* _DATA FOR THE TASK_:
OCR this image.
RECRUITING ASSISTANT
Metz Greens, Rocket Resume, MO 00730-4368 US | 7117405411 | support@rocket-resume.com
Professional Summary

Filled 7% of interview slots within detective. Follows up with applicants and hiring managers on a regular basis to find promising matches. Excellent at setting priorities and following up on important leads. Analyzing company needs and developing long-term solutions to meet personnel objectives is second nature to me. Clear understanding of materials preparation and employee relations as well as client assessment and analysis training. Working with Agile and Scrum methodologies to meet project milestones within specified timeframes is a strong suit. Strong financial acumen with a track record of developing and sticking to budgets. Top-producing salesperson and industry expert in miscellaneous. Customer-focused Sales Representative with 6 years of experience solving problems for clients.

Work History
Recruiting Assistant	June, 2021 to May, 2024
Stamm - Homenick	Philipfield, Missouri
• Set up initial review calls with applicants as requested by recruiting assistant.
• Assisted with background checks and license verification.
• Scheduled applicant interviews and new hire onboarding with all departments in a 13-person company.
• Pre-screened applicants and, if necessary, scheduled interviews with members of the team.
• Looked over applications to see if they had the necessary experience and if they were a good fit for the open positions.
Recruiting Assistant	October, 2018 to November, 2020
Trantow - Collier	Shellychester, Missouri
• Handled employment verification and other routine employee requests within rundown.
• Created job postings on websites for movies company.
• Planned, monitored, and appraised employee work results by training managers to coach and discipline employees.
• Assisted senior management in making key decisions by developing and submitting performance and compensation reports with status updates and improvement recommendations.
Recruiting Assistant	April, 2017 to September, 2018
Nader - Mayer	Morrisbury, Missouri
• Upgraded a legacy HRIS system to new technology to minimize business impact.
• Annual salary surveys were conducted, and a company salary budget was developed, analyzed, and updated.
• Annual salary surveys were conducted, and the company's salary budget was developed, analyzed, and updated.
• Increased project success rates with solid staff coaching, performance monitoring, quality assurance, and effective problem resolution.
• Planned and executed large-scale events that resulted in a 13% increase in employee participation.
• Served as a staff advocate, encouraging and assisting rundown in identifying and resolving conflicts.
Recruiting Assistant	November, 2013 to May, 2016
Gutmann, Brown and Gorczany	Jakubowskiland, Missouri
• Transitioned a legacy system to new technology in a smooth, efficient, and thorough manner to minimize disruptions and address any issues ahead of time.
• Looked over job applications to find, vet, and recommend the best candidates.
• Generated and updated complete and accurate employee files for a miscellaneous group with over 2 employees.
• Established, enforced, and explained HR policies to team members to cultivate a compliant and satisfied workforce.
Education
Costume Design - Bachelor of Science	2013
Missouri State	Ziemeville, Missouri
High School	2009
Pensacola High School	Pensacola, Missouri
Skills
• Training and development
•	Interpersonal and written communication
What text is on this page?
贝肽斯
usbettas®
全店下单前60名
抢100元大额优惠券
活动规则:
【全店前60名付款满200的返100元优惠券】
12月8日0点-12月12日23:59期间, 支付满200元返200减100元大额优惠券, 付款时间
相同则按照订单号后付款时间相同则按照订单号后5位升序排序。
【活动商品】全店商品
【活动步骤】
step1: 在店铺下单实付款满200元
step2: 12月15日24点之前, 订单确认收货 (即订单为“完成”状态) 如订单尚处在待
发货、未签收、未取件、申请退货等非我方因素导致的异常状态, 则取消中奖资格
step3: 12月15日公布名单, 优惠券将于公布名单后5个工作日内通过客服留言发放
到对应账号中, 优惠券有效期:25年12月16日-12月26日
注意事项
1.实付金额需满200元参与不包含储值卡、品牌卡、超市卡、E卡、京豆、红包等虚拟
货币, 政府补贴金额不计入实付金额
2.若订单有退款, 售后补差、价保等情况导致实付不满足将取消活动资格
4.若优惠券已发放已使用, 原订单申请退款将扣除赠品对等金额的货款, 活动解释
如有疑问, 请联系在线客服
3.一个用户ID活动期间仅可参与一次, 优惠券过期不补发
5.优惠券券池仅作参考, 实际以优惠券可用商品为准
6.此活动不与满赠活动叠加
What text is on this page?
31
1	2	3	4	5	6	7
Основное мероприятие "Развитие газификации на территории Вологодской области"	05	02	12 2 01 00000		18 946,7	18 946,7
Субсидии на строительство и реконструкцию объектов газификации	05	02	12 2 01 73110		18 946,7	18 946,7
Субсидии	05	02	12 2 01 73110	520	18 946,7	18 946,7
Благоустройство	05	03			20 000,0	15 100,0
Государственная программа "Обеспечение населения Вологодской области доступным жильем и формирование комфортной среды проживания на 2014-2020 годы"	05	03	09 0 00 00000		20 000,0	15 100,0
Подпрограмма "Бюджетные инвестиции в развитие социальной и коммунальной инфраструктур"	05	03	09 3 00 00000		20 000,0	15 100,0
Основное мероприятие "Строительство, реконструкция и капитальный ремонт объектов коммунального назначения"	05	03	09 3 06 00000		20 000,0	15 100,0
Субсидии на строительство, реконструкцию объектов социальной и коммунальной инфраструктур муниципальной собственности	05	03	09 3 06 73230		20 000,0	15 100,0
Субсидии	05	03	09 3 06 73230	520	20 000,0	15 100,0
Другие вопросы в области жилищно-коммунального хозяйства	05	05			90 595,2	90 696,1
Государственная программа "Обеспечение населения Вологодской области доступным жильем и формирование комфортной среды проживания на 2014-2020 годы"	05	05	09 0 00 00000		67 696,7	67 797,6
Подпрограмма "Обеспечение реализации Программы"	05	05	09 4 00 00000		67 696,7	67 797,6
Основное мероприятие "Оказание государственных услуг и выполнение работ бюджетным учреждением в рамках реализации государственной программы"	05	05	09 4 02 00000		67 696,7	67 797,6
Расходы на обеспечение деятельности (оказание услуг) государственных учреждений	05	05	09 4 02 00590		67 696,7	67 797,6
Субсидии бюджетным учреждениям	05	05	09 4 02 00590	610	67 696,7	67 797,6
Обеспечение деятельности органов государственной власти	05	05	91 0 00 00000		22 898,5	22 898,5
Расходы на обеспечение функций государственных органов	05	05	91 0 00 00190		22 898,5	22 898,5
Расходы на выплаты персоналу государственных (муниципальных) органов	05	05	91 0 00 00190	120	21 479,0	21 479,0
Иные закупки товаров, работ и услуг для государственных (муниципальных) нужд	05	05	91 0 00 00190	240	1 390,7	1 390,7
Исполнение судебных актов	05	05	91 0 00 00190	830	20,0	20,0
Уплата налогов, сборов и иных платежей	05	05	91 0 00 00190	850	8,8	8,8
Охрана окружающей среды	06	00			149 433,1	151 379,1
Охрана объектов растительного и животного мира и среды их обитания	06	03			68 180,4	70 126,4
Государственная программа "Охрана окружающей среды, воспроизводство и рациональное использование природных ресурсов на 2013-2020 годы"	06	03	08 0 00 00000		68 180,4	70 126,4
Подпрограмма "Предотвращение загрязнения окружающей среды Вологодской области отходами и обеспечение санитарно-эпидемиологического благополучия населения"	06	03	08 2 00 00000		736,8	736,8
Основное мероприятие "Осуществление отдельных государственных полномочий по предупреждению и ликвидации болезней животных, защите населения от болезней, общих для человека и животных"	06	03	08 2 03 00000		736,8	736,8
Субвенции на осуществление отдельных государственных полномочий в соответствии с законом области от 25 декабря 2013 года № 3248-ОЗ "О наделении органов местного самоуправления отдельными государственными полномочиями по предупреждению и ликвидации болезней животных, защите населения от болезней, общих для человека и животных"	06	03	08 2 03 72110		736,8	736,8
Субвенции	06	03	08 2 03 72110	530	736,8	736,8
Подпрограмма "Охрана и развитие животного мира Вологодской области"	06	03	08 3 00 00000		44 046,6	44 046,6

* _TASK BRIEF_: A number is the only answer here: how many lines of the material above contain "инфраструктур"?

* _COMPLETED EXERCISE_: 2